== GOAL ==
Make a verbatim copy of the entries below; pictures stay out.

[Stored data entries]
○ ○ ○
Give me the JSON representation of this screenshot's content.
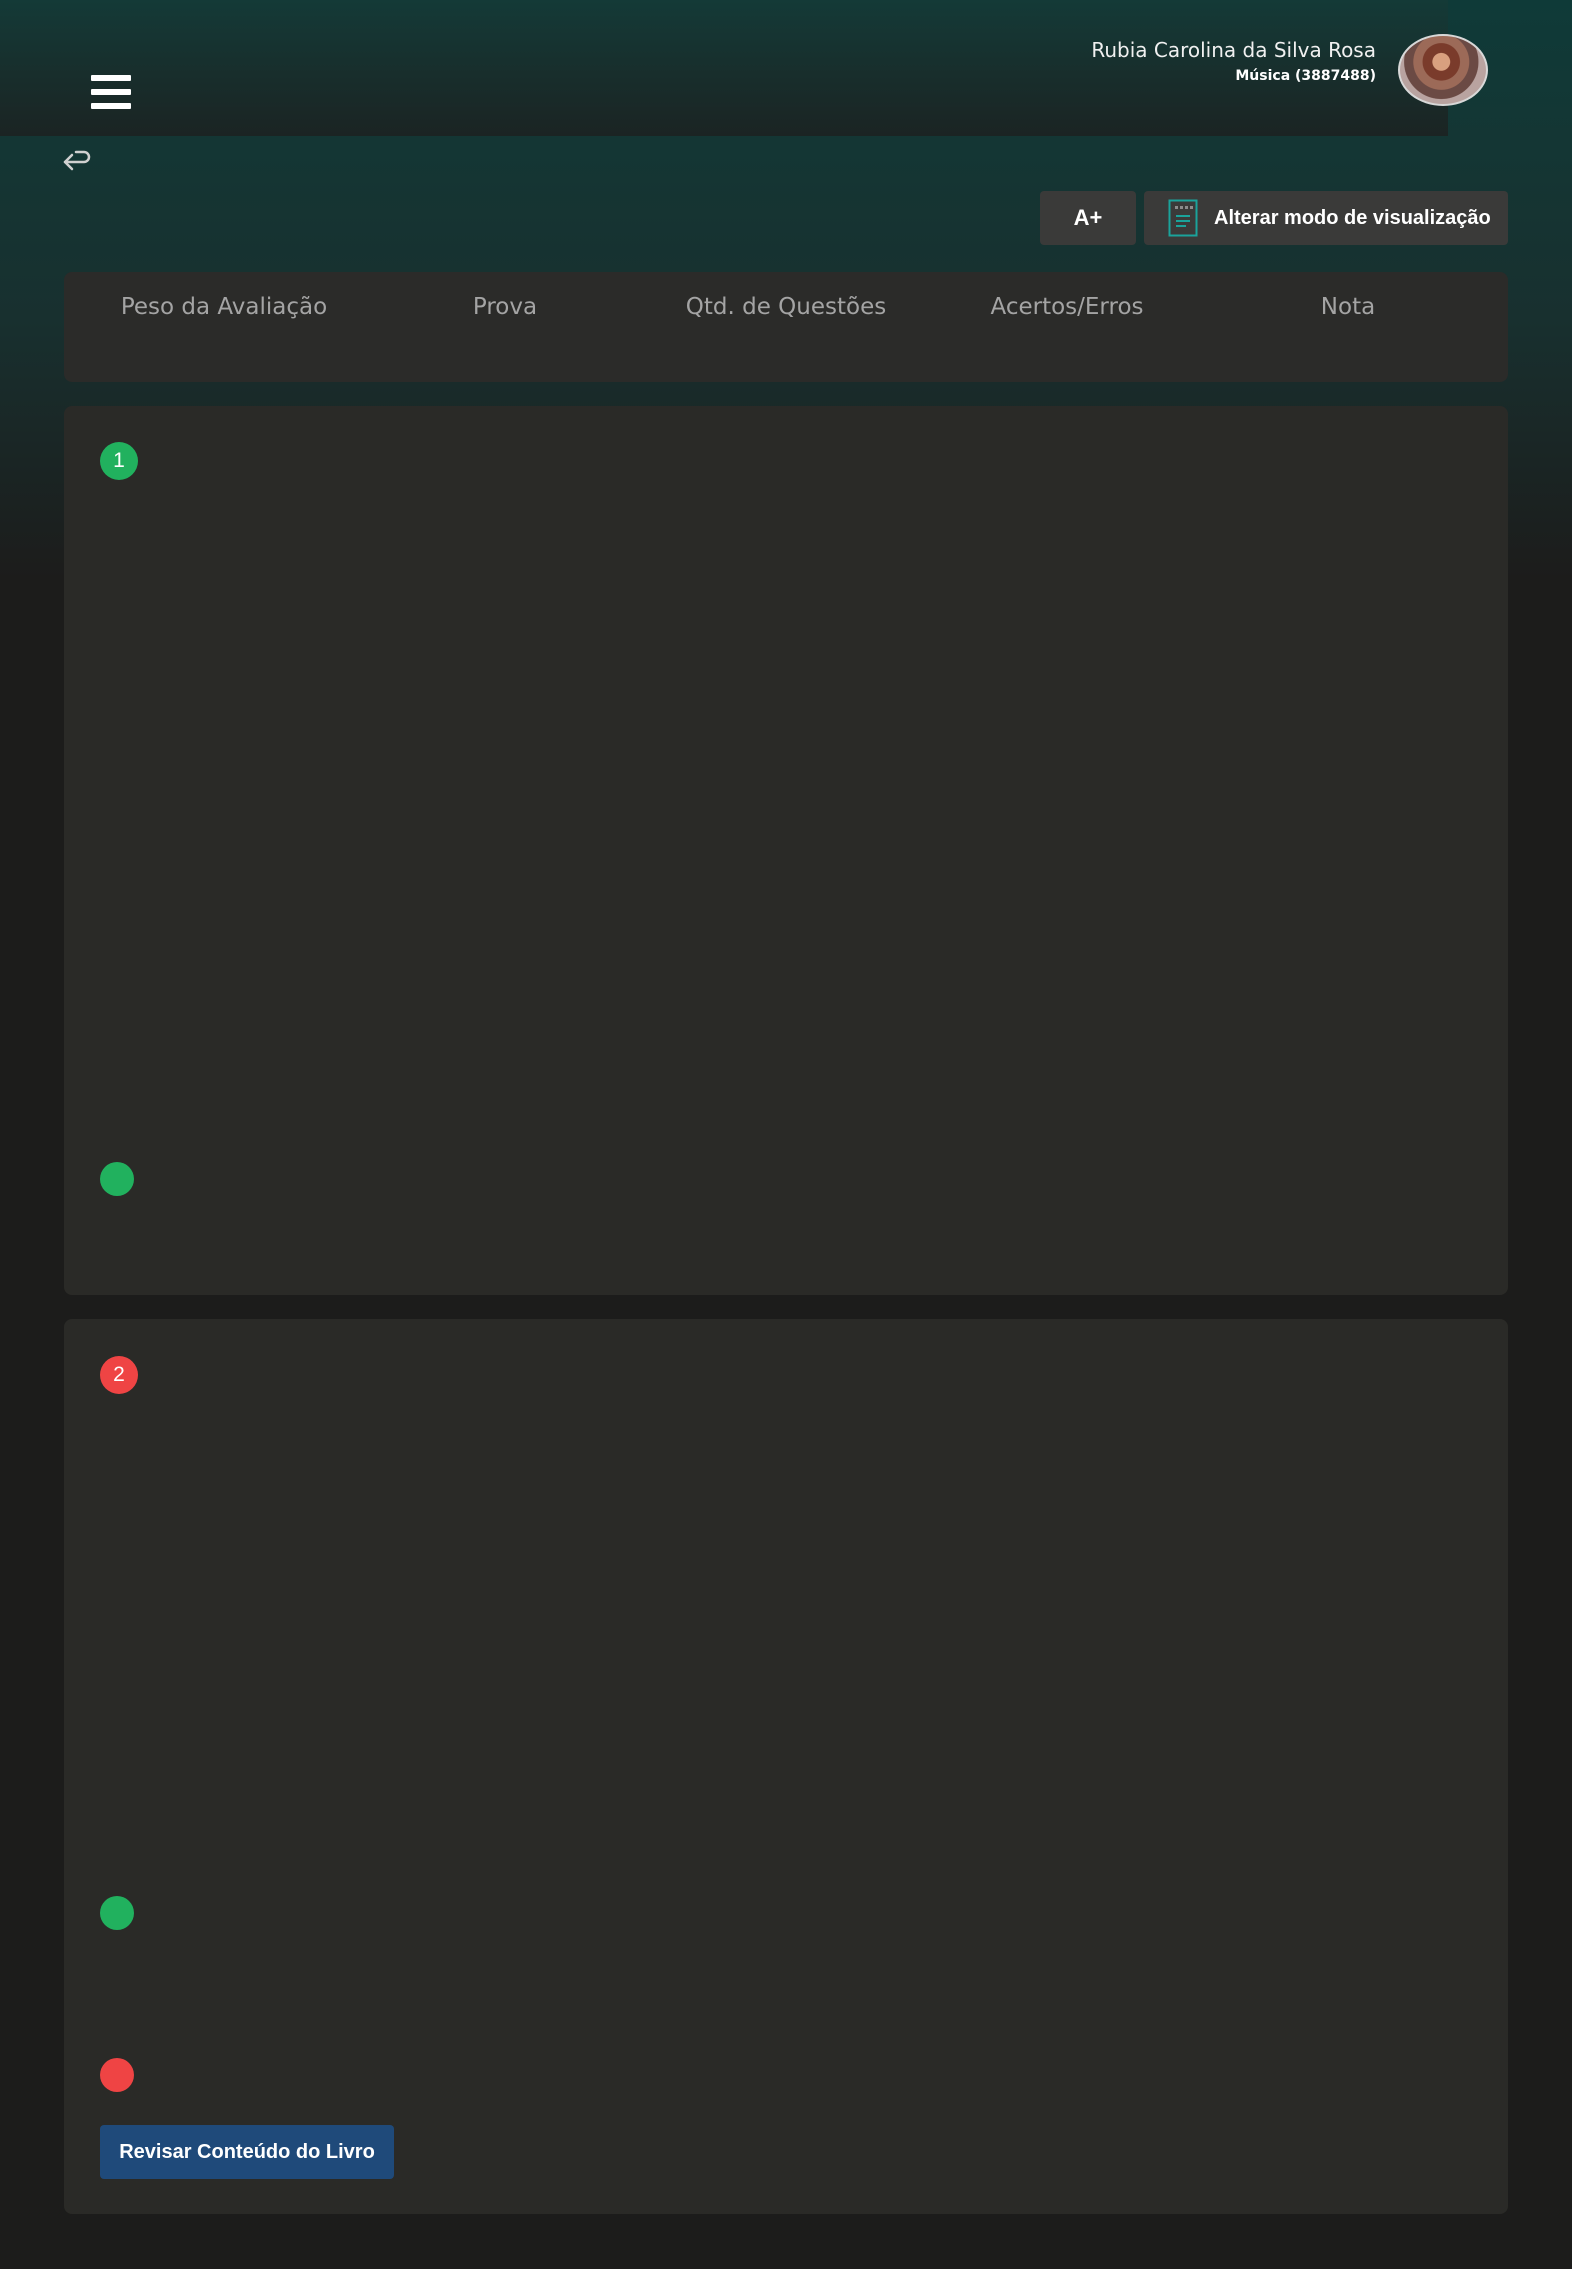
{
  "header": {
    "user_name": "Rubia Carolina da Silva Rosa",
    "user_course": "Música (3887488)",
    "menu_icon": "hamburger-menu-icon",
    "back_icon": "return-arrow-icon"
  },
  "toolbar": {
    "font_increase_label": "A+",
    "view_mode_label": "Alterar modo de visualização",
    "view_mode_icon": "document-icon"
  },
  "summary": {
    "columns": [
      "Peso da Avaliação",
      "Prova",
      "Qtd. de Questões",
      "Acertos/Erros",
      "Nota"
    ]
  },
  "questions": [
    {
      "number": "1",
      "status": "correct"
    },
    {
      "number": "2",
      "status": "incorrect"
    }
  ],
  "actions": {
    "review_label": "Revisar Conteúdo do Livro"
  },
  "colors": {
    "correct": "#21b15e",
    "incorrect": "#ef4444",
    "primary_button": "#1f4a7a",
    "accent": "#1aa39b"
  }
}
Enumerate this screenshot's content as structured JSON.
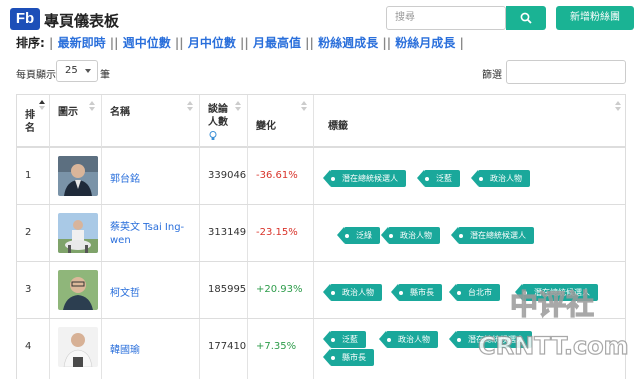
{
  "header": {
    "logo": "Fb",
    "title": "專頁儀表板",
    "search_placeholder": "搜尋",
    "add_button": "新增粉絲團"
  },
  "sortbar": {
    "label": "排序:",
    "links": [
      "最新即時",
      "週中位數",
      "月中位數",
      "月最高值",
      "粉絲週成長",
      "粉絲月成長"
    ]
  },
  "controls": {
    "page_size_label": "每頁顯示",
    "page_size_value": "25",
    "page_size_unit": "筆",
    "filter_label": "篩選"
  },
  "table": {
    "columns": [
      "排名",
      "圖示",
      "名稱",
      "談論人數",
      "變化",
      "標籤"
    ],
    "rows": [
      {
        "rank": "1",
        "name": "郭台銘",
        "count": "339046",
        "change": "-36.61%",
        "tags": [
          "潛在總統候選人",
          "泛藍",
          "政治人物"
        ]
      },
      {
        "rank": "2",
        "name": "蔡英文 Tsai Ing-wen",
        "count": "313149",
        "change": "-23.15%",
        "tags": [
          "泛綠",
          "政治人物",
          "潛在總統候選人"
        ]
      },
      {
        "rank": "3",
        "name": "柯文哲",
        "count": "185995",
        "change": "+20.93%",
        "tags": [
          "政治人物",
          "縣市長",
          "台北市",
          "潛在總統候選人"
        ]
      },
      {
        "rank": "4",
        "name": "韓國瑜",
        "count": "177410",
        "change": "+7.35%",
        "tags": [
          "泛藍",
          "政治人物",
          "潛在總統候選人",
          "縣市長"
        ]
      }
    ]
  },
  "watermark": {
    "line1": "中评社",
    "line2": "CRNTT.com"
  },
  "colors": {
    "accent": "#1ab394",
    "tag": "#1aa89b",
    "link": "#2a6fdb",
    "negative": "#d9342b",
    "positive": "#2d9c4a"
  }
}
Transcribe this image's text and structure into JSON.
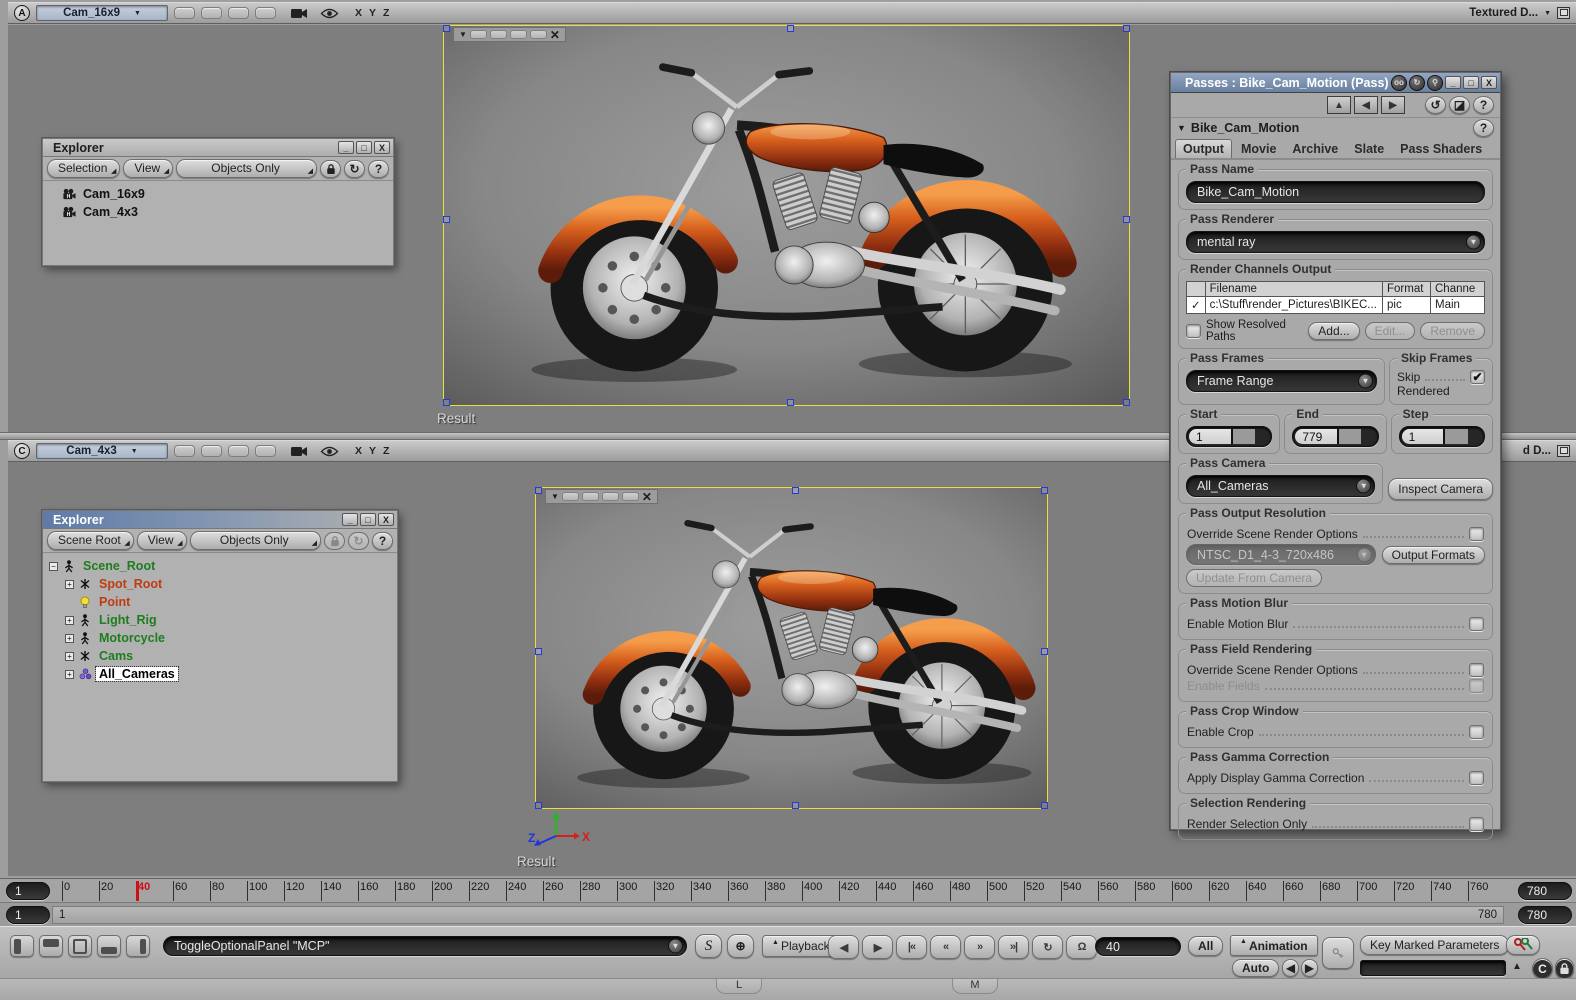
○ ○ ○
== RIGHT ANSWER ==
Give me the JSON representation of this screenshot's content.
{
  "header": {
    "user_name": "Rubia Carolina da Silva Rosa",
    "user_course": "Música (3887488)",
    "menu_icon": "hamburger-menu-icon",
    "back_icon": "return-arrow-icon"
  },
  "toolbar": {
    "font_increase_label": "A+",
    "view_mode_label": "Alterar modo de visualização",
    "view_mode_icon": "document-icon"
  },
  "summary": {
    "columns": [
      "Peso da Avaliação",
      "Prova",
      "Qtd. de Questões",
      "Acertos/Erros",
      "Nota"
    ]
  },
  "questions": [
    {
      "number": "1",
      "status": "correct"
    },
    {
      "number": "2",
      "status": "incorrect"
    }
  ],
  "actions": {
    "review_label": "Revisar Conteúdo do Livro"
  },
  "colors": {
    "correct": "#21b15e",
    "incorrect": "#ef4444",
    "primary_button": "#1f4a7a",
    "accent": "#1aa39b"
  }
}
Enumerate this screenshot's content as structured JSON.
{
  "header": {
    "logo": "Fb",
    "title": "專頁儀表板",
    "search_placeholder": "搜尋",
    "add_button": "新增粉絲團"
  },
  "sortbar": {
    "label": "排序:",
    "links": [
      "最新即時",
      "週中位數",
      "月中位數",
      "月最高值",
      "粉絲週成長",
      "粉絲月成長"
    ]
  },
  "controls": {
    "page_size_label": "每頁顯示",
    "page_size_value": "25",
    "page_size_unit": "筆",
    "filter_label": "篩選"
  },
  "table": {
    "columns": [
      "排名",
      "圖示",
      "名稱",
      "談論人數",
      "變化",
      "標籤"
    ],
    "rows": [
      {
        "rank": "1",
        "name": "郭台銘",
        "count": "339046",
        "change": "-36.61%",
        "tags": [
          "潛在總統候選人",
          "泛藍",
          "政治人物"
        ]
      },
      {
        "rank": "2",
        "name": "蔡英文 Tsai Ing-wen",
        "count": "313149",
        "change": "-23.15%",
        "tags": [
          "泛綠",
          "政治人物",
          "潛在總統候選人"
        ]
      },
      {
        "rank": "3",
        "name": "柯文哲",
        "count": "185995",
        "change": "+20.93%",
        "tags": [
          "政治人物",
          "縣市長",
          "台北市",
          "潛在總統候選人"
        ]
      },
      {
        "rank": "4",
        "name": "韓國瑜",
        "count": "177410",
        "change": "+7.35%",
        "tags": [
          "泛藍",
          "政治人物",
          "潛在總統候選人",
          "縣市長"
        ]
      }
    ]
  },
  "watermark": {
    "line1": "中评社",
    "line2": "CRNTT.com"
  },
  "colors": {
    "accent": "#1ab394",
    "tag": "#1aa89b",
    "link": "#2a6fdb",
    "negative": "#d9342b",
    "positive": "#2d9c4a"
  }
}
Transcribe this image's text and structure into JSON.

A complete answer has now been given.